## EXERCISE DIRECTIONS:
Transcribe all of the data exactly. Omit the pictures.

═══

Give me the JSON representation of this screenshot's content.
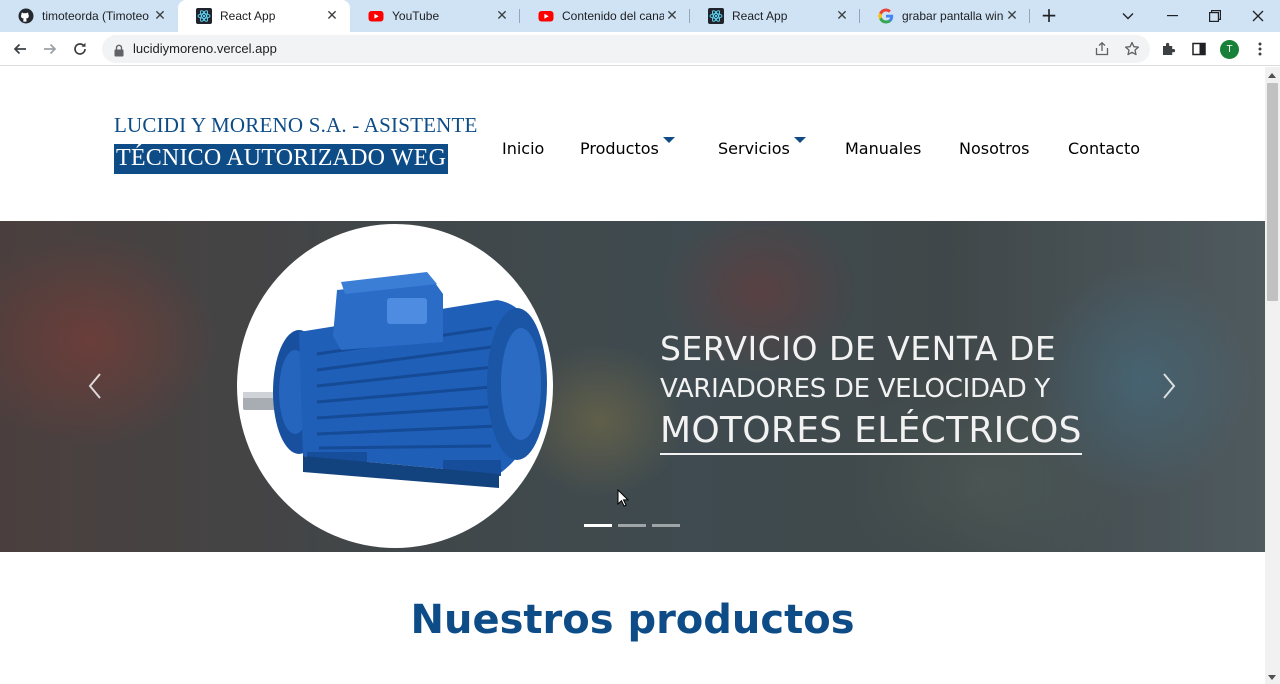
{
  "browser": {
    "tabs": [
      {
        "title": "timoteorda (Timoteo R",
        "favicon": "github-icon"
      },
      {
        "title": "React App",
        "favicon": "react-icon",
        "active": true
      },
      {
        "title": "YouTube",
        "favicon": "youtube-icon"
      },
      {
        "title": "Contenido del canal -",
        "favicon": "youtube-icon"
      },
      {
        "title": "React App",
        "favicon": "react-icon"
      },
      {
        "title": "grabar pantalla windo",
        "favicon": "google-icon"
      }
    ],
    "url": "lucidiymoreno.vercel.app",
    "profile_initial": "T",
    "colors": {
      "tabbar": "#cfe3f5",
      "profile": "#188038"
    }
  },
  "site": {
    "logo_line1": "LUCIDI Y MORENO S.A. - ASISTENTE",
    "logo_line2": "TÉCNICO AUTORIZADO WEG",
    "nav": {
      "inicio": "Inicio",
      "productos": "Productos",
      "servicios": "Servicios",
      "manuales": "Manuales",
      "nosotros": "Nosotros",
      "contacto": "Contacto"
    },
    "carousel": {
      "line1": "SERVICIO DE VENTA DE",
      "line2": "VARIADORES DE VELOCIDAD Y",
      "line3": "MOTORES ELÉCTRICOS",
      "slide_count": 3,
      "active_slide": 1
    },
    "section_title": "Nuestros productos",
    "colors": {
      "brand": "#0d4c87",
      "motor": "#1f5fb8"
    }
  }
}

═══

## IN RESPONSE:
Give me the JSON representation of this screenshot's content.
{
  "browser": {
    "tabs": [
      {
        "title": "timoteorda (Timoteo R",
        "favicon": "github-icon"
      },
      {
        "title": "React App",
        "favicon": "react-icon",
        "active": true
      },
      {
        "title": "YouTube",
        "favicon": "youtube-icon"
      },
      {
        "title": "Contenido del canal -",
        "favicon": "youtube-icon"
      },
      {
        "title": "React App",
        "favicon": "react-icon"
      },
      {
        "title": "grabar pantalla windo",
        "favicon": "google-icon"
      }
    ],
    "url": "lucidiymoreno.vercel.app",
    "profile_initial": "T",
    "colors": {
      "tabbar": "#cfe3f5",
      "profile": "#188038"
    }
  },
  "site": {
    "logo_line1": "LUCIDI Y MORENO S.A. - ASISTENTE",
    "logo_line2": "TÉCNICO AUTORIZADO WEG",
    "nav": {
      "inicio": "Inicio",
      "productos": "Productos",
      "servicios": "Servicios",
      "manuales": "Manuales",
      "nosotros": "Nosotros",
      "contacto": "Contacto"
    },
    "carousel": {
      "line1": "SERVICIO DE VENTA DE",
      "line2": "VARIADORES DE VELOCIDAD Y",
      "line3": "MOTORES ELÉCTRICOS",
      "slide_count": 3,
      "active_slide": 1
    },
    "section_title": "Nuestros productos",
    "colors": {
      "brand": "#0d4c87",
      "motor": "#1f5fb8"
    }
  }
}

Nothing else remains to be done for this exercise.